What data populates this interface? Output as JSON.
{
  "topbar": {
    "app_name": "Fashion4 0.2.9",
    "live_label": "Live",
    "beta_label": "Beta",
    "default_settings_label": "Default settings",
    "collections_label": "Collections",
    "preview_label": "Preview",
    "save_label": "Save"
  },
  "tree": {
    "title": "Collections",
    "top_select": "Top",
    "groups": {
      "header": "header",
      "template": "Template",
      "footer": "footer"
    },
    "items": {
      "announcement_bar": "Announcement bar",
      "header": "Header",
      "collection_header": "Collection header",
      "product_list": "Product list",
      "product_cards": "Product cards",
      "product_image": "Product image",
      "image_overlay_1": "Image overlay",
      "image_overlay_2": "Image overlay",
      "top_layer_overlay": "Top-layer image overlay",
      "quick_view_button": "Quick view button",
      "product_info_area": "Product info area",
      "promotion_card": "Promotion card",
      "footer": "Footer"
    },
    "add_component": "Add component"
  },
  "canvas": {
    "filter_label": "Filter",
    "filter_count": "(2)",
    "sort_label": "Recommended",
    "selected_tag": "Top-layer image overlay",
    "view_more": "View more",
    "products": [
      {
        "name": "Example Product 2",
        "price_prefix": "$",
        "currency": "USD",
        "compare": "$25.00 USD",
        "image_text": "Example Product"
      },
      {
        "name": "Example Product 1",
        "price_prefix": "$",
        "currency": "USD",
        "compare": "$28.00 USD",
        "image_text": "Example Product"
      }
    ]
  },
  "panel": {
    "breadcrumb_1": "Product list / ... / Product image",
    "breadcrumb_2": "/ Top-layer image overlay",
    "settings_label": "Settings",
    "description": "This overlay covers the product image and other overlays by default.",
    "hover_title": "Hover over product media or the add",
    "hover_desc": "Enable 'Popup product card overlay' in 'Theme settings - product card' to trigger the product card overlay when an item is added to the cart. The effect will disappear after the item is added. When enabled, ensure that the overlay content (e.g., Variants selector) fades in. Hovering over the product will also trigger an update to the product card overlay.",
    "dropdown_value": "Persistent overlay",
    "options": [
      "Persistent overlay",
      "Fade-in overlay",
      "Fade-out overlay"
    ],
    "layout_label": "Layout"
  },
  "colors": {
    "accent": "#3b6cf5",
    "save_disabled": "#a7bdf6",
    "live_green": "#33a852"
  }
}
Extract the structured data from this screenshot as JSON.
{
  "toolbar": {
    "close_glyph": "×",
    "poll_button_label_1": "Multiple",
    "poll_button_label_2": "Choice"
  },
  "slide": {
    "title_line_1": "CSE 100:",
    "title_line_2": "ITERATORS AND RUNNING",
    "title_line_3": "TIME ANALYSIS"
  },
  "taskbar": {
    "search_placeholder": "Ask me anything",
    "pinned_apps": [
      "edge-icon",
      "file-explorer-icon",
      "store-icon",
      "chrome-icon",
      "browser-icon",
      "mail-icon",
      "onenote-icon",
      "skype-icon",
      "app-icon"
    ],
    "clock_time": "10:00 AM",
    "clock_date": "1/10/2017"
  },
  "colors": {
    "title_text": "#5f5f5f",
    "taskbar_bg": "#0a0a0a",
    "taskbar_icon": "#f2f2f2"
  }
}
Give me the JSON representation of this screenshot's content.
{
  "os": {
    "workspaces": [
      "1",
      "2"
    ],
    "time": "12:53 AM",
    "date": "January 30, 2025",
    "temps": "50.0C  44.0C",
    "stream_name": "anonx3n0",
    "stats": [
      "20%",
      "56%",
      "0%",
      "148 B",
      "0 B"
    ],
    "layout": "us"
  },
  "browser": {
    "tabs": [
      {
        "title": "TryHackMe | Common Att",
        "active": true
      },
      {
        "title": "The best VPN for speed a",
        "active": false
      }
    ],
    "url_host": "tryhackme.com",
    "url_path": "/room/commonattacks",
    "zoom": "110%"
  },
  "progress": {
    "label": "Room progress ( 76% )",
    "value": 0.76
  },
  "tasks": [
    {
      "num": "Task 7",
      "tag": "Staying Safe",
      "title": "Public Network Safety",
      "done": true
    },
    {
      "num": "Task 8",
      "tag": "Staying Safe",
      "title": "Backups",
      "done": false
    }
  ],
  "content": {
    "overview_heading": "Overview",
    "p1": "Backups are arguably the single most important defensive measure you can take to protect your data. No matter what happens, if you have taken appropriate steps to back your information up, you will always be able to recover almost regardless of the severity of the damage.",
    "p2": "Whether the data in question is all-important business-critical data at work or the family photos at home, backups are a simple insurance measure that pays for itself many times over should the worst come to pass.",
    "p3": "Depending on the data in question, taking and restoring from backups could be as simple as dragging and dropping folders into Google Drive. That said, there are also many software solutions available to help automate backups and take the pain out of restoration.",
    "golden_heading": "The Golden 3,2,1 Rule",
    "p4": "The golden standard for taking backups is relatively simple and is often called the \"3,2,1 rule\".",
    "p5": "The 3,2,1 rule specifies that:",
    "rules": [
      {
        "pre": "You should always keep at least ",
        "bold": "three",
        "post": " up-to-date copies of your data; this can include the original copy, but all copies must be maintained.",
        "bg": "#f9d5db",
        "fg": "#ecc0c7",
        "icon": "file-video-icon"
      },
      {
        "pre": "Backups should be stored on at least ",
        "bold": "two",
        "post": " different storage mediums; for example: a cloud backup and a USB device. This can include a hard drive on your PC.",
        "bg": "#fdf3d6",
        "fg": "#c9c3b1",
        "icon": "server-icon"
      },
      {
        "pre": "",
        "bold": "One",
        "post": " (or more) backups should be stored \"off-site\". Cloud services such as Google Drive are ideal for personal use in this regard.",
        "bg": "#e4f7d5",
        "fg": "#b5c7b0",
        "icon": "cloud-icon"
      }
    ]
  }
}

····················

## Exercise brief
Extract the complete set of records unchanged.

## Complete response
What data populates this interface? Output as JSON.
{
  "topbar": {
    "app_name": "Fashion4 0.2.9",
    "live_label": "Live",
    "beta_label": "Beta",
    "default_settings_label": "Default settings",
    "collections_label": "Collections",
    "preview_label": "Preview",
    "save_label": "Save"
  },
  "tree": {
    "title": "Collections",
    "top_select": "Top",
    "groups": {
      "header": "header",
      "template": "Template",
      "footer": "footer"
    },
    "items": {
      "announcement_bar": "Announcement bar",
      "header": "Header",
      "collection_header": "Collection header",
      "product_list": "Product list",
      "product_cards": "Product cards",
      "product_image": "Product image",
      "image_overlay_1": "Image overlay",
      "image_overlay_2": "Image overlay",
      "top_layer_overlay": "Top-layer image overlay",
      "quick_view_button": "Quick view button",
      "product_info_area": "Product info area",
      "promotion_card": "Promotion card",
      "footer": "Footer"
    },
    "add_component": "Add component"
  },
  "canvas": {
    "filter_label": "Filter",
    "filter_count": "(2)",
    "sort_label": "Recommended",
    "selected_tag": "Top-layer image overlay",
    "view_more": "View more",
    "products": [
      {
        "name": "Example Product 2",
        "price_prefix": "$",
        "currency": "USD",
        "compare": "$25.00 USD",
        "image_text": "Example Product"
      },
      {
        "name": "Example Product 1",
        "price_prefix": "$",
        "currency": "USD",
        "compare": "$28.00 USD",
        "image_text": "Example Product"
      }
    ]
  },
  "panel": {
    "breadcrumb_1": "Product list / ... / Product image",
    "breadcrumb_2": "/ Top-layer image overlay",
    "settings_label": "Settings",
    "description": "This overlay covers the product image and other overlays by default.",
    "hover_title": "Hover over product media or the add",
    "hover_desc": "Enable 'Popup product card overlay' in 'Theme settings - product card' to trigger the product card overlay when an item is added to the cart. The effect will disappear after the item is added. When enabled, ensure that the overlay content (e.g., Variants selector) fades in. Hovering over the product will also trigger an update to the product card overlay.",
    "dropdown_value": "Persistent overlay",
    "options": [
      "Persistent overlay",
      "Fade-in overlay",
      "Fade-out overlay"
    ],
    "layout_label": "Layout"
  },
  "colors": {
    "accent": "#3b6cf5",
    "save_disabled": "#a7bdf6",
    "live_green": "#33a852"
  }
}
Extract the structured data from this screenshot as JSON.
{
  "toolbar": {
    "close_glyph": "×",
    "poll_button_label_1": "Multiple",
    "poll_button_label_2": "Choice"
  },
  "slide": {
    "title_line_1": "CSE 100:",
    "title_line_2": "ITERATORS AND RUNNING",
    "title_line_3": "TIME ANALYSIS"
  },
  "taskbar": {
    "search_placeholder": "Ask me anything",
    "pinned_apps": [
      "edge-icon",
      "file-explorer-icon",
      "store-icon",
      "chrome-icon",
      "browser-icon",
      "mail-icon",
      "onenote-icon",
      "skype-icon",
      "app-icon"
    ],
    "clock_time": "10:00 AM",
    "clock_date": "1/10/2017"
  },
  "colors": {
    "title_text": "#5f5f5f",
    "taskbar_bg": "#0a0a0a",
    "taskbar_icon": "#f2f2f2"
  }
}
Give me the JSON representation of this screenshot's content.
{
  "os": {
    "workspaces": [
      "1",
      "2"
    ],
    "time": "12:53 AM",
    "date": "January 30, 2025",
    "temps": "50.0C  44.0C",
    "stream_name": "anonx3n0",
    "stats": [
      "20%",
      "56%",
      "0%",
      "148 B",
      "0 B"
    ],
    "layout": "us"
  },
  "browser": {
    "tabs": [
      {
        "title": "TryHackMe | Common Att",
        "active": true
      },
      {
        "title": "The best VPN for speed a",
        "active": false
      }
    ],
    "url_host": "tryhackme.com",
    "url_path": "/room/commonattacks",
    "zoom": "110%"
  },
  "progress": {
    "label": "Room progress ( 76% )",
    "value": 0.76
  },
  "tasks": [
    {
      "num": "Task 7",
      "tag": "Staying Safe",
      "title": "Public Network Safety",
      "done": true
    },
    {
      "num": "Task 8",
      "tag": "Staying Safe",
      "title": "Backups",
      "done": false
    }
  ],
  "content": {
    "overview_heading": "Overview",
    "p1": "Backups are arguably the single most important defensive measure you can take to protect your data. No matter what happens, if you have taken appropriate steps to back your information up, you will always be able to recover almost regardless of the severity of the damage.",
    "p2": "Whether the data in question is all-important business-critical data at work or the family photos at home, backups are a simple insurance measure that pays for itself many times over should the worst come to pass.",
    "p3": "Depending on the data in question, taking and restoring from backups could be as simple as dragging and dropping folders into Google Drive. That said, there are also many software solutions available to help automate backups and take the pain out of restoration.",
    "golden_heading": "The Golden 3,2,1 Rule",
    "p4": "The golden standard for taking backups is relatively simple and is often called the \"3,2,1 rule\".",
    "p5": "The 3,2,1 rule specifies that:",
    "rules": [
      {
        "pre": "You should always keep at least ",
        "bold": "three",
        "post": " up-to-date copies of your data; this can include the original copy, but all copies must be maintained.",
        "bg": "#f9d5db",
        "fg": "#ecc0c7",
        "icon": "file-video-icon"
      },
      {
        "pre": "Backups should be stored on at least ",
        "bold": "two",
        "post": " different storage mediums; for example: a cloud backup and a USB device. This can include a hard drive on your PC.",
        "bg": "#fdf3d6",
        "fg": "#c9c3b1",
        "icon": "server-icon"
      },
      {
        "pre": "",
        "bold": "One",
        "post": " (or more) backups should be stored \"off-site\". Cloud services such as Google Drive are ideal for personal use in this regard.",
        "bg": "#e4f7d5",
        "fg": "#b5c7b0",
        "icon": "cloud-icon"
      }
    ]
  }
}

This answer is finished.